### What the task asks
Count the lines that include the string "period", and give only that number.

########

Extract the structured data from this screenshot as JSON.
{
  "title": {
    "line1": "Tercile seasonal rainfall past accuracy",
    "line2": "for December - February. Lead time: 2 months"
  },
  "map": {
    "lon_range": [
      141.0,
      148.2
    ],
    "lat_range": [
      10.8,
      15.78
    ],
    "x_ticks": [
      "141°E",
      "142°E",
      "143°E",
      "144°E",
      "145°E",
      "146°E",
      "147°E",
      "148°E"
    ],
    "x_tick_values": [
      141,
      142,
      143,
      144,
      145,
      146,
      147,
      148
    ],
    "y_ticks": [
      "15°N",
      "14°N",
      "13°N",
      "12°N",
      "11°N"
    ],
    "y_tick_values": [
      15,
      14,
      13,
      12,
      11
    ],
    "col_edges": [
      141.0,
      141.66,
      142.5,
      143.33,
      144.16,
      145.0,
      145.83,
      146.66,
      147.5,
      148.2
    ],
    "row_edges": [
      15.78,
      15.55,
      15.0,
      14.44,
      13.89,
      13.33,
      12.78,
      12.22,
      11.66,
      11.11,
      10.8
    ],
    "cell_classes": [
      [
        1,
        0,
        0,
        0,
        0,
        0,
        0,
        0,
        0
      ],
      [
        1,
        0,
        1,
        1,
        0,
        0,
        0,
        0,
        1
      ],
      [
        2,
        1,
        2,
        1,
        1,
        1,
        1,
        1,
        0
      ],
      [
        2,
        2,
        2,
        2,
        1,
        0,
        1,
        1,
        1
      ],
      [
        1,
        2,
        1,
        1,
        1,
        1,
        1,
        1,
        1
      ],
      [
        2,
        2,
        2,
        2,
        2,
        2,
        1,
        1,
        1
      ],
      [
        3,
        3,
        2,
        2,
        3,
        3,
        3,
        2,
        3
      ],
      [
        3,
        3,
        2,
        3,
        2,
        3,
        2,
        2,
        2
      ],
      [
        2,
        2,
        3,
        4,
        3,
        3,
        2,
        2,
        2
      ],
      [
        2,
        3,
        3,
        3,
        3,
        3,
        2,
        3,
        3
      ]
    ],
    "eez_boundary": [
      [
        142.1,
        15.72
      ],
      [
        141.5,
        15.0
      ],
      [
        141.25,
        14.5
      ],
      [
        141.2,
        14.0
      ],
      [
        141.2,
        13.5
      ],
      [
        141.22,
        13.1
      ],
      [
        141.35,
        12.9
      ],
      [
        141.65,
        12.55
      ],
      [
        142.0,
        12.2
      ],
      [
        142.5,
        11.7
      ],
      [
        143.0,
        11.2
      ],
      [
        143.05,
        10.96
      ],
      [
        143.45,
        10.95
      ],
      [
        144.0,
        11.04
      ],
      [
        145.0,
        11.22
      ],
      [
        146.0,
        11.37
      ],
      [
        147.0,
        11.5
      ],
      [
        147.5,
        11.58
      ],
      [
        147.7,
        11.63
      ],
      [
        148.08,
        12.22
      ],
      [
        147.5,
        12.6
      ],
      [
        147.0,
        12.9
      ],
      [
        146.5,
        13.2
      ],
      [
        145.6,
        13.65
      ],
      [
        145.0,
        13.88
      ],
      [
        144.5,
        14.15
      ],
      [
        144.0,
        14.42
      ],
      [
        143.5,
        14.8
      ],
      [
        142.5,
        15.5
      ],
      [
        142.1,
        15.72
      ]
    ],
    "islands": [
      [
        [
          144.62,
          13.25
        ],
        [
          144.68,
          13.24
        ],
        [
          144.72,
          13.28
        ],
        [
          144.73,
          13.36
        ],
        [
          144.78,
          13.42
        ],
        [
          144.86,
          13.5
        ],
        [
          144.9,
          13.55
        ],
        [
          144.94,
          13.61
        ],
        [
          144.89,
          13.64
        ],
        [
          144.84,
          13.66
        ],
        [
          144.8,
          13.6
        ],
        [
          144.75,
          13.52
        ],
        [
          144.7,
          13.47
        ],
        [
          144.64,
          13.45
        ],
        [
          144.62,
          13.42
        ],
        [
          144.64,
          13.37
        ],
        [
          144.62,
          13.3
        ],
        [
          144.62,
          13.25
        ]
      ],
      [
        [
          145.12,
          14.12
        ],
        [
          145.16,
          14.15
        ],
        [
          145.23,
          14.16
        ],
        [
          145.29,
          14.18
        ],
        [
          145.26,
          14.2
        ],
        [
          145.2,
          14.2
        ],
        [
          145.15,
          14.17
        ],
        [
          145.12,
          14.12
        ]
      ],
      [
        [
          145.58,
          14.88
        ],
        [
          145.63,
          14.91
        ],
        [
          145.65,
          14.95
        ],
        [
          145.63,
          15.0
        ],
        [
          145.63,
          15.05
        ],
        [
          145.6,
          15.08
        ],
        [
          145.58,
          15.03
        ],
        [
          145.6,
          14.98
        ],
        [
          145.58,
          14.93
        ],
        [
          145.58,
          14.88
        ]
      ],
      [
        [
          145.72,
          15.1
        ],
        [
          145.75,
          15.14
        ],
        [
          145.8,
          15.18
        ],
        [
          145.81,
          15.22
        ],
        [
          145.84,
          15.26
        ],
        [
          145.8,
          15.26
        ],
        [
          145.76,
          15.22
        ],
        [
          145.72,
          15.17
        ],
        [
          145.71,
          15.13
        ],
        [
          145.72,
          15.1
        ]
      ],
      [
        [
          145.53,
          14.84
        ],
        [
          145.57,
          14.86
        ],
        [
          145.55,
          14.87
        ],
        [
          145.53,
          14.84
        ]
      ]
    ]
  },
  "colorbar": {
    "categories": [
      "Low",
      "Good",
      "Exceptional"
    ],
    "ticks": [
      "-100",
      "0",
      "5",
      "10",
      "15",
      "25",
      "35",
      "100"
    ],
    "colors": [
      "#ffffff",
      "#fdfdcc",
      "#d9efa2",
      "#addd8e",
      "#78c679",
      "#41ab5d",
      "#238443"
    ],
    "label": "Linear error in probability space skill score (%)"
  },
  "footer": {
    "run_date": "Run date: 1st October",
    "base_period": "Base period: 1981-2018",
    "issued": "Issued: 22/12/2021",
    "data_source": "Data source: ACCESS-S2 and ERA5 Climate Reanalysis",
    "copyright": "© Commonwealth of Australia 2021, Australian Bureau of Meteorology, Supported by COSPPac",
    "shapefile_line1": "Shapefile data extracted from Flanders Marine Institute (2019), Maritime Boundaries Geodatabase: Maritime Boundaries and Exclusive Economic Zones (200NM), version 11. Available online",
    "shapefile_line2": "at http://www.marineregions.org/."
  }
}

########

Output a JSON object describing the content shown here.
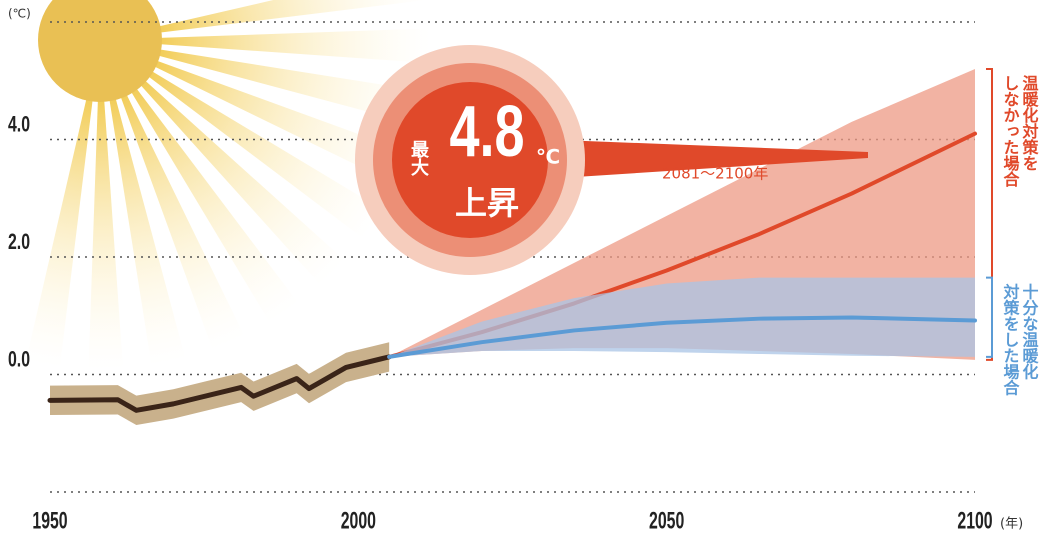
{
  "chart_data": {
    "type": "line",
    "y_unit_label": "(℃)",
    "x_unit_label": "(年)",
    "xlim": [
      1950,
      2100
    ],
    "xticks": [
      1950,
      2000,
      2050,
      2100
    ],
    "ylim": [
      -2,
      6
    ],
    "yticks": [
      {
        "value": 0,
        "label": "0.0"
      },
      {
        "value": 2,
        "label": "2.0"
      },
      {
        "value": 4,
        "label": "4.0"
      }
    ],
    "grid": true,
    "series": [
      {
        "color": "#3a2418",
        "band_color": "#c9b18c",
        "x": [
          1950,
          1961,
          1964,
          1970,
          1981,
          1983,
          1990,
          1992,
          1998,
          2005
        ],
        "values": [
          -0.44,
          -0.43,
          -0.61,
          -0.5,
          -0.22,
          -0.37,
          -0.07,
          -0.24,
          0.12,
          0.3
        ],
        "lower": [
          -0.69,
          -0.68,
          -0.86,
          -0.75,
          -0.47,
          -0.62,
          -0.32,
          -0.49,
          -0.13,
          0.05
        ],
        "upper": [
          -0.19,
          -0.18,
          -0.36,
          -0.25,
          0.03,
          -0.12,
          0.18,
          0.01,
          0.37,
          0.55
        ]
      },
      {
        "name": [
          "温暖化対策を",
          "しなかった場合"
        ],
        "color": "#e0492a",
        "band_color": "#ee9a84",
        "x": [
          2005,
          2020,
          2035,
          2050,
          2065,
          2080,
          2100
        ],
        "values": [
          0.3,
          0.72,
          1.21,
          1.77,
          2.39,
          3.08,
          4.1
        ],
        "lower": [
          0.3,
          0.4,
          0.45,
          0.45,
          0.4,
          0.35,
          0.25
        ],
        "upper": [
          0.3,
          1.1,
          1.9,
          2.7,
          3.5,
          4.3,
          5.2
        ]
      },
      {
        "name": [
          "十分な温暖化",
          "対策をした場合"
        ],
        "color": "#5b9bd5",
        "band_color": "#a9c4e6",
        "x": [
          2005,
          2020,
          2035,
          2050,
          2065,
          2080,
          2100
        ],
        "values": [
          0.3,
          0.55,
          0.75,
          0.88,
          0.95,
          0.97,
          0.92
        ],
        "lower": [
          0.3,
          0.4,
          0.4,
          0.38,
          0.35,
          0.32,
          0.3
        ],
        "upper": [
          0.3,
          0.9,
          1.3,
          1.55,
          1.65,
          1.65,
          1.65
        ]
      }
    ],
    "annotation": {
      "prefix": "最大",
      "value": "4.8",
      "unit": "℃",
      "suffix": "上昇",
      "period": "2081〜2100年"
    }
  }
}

########

### Result of the task
2